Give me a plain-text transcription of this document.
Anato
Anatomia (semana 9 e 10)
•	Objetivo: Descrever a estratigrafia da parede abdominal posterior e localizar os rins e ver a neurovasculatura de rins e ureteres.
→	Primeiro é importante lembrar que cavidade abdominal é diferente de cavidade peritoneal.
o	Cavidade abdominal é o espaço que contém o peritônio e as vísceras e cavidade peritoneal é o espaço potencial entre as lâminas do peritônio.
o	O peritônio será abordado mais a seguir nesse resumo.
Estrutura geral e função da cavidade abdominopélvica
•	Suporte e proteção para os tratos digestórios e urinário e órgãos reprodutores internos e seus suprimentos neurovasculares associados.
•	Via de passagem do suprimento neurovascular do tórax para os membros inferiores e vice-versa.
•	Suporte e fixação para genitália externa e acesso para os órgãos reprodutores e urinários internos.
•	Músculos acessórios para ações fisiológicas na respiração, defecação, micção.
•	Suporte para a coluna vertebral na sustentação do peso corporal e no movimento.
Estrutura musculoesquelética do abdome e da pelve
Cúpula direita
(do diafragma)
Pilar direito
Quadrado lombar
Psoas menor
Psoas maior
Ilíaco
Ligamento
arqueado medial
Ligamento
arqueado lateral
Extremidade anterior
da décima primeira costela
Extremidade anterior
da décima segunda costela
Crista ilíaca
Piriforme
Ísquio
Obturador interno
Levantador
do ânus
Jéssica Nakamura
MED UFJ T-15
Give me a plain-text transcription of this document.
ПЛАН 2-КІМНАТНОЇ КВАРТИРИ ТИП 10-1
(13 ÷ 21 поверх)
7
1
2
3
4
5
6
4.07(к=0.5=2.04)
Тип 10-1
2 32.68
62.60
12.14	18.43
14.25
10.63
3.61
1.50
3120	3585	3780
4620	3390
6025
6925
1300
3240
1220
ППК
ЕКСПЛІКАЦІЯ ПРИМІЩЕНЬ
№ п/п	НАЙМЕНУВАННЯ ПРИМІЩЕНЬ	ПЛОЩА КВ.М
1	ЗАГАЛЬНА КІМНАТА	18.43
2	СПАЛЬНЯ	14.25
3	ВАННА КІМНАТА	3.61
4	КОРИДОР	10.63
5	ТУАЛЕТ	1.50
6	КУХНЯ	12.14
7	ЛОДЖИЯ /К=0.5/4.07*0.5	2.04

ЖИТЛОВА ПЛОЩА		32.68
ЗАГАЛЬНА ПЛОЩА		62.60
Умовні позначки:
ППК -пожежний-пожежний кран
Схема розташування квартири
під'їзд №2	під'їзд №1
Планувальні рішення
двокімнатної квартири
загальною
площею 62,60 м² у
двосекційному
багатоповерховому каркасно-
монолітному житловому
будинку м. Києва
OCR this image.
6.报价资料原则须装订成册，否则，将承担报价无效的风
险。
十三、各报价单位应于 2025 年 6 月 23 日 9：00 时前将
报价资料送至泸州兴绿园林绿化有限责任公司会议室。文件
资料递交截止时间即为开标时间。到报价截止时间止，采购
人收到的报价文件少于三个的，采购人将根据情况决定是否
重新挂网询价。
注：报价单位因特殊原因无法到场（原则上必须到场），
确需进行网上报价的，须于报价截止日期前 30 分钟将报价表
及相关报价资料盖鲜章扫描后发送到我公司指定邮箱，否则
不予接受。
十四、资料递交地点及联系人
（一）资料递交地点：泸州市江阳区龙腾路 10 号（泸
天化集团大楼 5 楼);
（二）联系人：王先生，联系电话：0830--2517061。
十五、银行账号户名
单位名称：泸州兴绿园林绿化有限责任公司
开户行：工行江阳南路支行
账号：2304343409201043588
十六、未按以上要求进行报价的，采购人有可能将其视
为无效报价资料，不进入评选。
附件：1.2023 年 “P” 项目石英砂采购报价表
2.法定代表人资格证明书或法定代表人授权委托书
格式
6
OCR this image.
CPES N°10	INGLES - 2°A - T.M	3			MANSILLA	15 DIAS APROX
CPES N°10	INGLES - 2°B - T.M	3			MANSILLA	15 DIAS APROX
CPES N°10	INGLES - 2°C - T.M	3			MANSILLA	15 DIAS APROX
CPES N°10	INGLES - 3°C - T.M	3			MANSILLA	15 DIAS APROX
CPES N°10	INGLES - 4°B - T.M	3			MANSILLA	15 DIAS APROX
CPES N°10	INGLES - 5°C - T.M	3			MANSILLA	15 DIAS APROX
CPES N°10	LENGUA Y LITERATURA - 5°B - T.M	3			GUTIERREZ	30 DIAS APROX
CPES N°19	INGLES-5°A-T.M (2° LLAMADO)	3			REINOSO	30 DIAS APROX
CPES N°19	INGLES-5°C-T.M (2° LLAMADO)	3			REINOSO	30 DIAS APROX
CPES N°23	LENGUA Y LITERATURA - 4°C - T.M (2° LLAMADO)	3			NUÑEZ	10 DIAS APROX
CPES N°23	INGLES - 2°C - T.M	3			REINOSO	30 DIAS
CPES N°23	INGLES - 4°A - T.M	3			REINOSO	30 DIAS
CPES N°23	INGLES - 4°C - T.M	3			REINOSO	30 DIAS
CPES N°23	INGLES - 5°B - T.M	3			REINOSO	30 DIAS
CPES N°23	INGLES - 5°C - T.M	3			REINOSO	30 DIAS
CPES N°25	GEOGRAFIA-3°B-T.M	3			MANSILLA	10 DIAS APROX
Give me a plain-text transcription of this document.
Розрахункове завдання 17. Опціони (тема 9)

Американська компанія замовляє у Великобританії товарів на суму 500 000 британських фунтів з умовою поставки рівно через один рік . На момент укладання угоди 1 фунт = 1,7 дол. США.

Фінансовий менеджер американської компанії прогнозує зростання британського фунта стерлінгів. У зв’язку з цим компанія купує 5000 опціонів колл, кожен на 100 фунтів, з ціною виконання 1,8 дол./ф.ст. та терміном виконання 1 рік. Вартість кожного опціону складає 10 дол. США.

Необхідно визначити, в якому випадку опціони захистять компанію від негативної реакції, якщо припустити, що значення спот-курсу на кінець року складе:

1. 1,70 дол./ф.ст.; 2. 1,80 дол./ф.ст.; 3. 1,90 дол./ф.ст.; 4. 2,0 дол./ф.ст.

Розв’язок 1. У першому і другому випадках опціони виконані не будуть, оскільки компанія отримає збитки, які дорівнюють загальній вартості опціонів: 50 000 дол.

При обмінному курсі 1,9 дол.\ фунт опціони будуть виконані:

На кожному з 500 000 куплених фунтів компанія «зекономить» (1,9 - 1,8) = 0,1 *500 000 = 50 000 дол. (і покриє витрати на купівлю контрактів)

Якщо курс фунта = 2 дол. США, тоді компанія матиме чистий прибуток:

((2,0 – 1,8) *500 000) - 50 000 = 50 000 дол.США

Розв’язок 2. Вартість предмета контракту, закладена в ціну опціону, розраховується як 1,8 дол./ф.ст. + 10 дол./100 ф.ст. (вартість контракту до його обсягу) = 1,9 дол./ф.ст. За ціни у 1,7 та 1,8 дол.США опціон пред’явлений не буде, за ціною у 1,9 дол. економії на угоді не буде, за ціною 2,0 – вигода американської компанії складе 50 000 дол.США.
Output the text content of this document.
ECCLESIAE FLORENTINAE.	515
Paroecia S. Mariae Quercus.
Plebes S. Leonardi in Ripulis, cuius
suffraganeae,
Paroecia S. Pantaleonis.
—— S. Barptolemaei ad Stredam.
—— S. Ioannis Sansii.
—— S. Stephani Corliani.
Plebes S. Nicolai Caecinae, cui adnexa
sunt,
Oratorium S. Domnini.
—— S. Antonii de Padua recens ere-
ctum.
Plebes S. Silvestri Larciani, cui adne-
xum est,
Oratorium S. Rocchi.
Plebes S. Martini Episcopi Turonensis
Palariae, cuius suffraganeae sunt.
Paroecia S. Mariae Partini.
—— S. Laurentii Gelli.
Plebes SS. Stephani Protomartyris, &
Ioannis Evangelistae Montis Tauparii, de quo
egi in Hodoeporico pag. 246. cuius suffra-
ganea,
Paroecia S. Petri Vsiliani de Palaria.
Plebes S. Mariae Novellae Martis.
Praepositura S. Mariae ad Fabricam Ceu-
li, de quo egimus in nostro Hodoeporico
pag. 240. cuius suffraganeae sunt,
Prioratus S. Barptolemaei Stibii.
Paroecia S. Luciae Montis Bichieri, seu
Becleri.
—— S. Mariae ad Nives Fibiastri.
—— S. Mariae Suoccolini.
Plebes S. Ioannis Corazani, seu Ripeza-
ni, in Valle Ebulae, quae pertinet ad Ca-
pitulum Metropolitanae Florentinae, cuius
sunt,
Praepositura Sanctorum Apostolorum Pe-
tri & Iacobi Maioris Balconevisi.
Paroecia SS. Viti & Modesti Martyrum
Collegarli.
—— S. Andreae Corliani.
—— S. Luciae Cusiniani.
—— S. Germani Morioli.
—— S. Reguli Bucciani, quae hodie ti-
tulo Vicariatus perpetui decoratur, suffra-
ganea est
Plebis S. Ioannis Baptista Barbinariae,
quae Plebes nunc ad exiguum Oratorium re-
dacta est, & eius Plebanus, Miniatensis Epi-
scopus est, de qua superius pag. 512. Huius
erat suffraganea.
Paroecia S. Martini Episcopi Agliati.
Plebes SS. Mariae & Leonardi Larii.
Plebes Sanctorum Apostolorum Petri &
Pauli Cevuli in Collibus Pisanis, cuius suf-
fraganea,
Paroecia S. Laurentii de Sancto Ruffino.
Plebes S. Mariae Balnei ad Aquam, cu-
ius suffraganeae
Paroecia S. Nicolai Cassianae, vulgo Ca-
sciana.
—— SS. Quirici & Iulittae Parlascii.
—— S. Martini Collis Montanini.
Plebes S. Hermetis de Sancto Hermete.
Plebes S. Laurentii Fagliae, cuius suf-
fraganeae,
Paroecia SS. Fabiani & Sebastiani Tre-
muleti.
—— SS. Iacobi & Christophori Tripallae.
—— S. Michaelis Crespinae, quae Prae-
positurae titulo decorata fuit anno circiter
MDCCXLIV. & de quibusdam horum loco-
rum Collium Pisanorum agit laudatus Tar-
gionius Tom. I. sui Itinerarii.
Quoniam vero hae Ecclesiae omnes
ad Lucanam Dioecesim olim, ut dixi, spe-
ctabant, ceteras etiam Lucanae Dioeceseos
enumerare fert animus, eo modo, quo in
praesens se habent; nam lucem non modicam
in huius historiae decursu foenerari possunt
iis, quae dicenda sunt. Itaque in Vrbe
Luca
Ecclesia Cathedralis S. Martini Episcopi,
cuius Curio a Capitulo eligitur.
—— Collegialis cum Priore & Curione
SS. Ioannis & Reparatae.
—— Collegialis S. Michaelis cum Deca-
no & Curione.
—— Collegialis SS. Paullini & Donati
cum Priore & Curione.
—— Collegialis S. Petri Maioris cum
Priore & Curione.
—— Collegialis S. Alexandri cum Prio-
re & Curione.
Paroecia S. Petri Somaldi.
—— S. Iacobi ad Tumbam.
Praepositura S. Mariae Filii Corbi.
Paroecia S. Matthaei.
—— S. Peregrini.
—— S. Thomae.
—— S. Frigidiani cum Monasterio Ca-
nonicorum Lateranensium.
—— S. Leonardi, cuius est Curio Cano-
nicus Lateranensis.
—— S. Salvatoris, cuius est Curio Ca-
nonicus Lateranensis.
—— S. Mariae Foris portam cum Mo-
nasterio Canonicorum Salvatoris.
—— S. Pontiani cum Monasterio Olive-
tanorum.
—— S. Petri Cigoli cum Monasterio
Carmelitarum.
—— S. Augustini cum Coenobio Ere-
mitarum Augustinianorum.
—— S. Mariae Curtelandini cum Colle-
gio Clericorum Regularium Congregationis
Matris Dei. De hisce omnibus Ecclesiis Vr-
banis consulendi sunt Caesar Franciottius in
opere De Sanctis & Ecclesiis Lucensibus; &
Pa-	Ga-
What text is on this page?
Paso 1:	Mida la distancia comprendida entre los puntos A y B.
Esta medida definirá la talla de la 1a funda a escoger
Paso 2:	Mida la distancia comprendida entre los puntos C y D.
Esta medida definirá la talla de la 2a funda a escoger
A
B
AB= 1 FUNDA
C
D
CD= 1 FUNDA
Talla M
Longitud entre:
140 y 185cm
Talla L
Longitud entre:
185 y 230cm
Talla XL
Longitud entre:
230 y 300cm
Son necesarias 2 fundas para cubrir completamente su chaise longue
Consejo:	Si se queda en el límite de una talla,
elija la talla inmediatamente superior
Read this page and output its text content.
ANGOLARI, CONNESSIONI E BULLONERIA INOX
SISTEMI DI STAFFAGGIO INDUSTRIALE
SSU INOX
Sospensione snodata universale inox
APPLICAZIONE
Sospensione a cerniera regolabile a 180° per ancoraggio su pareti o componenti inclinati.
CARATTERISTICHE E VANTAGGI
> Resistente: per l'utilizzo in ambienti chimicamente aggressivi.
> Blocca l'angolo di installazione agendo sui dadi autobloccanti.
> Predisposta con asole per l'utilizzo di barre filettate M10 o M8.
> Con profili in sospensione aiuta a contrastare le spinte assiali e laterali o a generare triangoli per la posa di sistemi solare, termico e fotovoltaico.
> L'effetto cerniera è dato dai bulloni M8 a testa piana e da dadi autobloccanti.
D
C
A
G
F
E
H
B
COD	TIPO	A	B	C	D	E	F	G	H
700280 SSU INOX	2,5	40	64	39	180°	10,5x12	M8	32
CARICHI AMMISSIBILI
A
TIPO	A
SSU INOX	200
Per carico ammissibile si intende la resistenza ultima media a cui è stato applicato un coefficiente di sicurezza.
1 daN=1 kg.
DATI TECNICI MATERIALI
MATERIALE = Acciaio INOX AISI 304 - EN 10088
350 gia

Given instruction >> Each line above that holds the string "definirá" should be copied and shown.

Exercise solution >>
Esta medida definirá la talla de la 1a funda a escoger
Esta medida definirá la talla de la 2a funda a escoger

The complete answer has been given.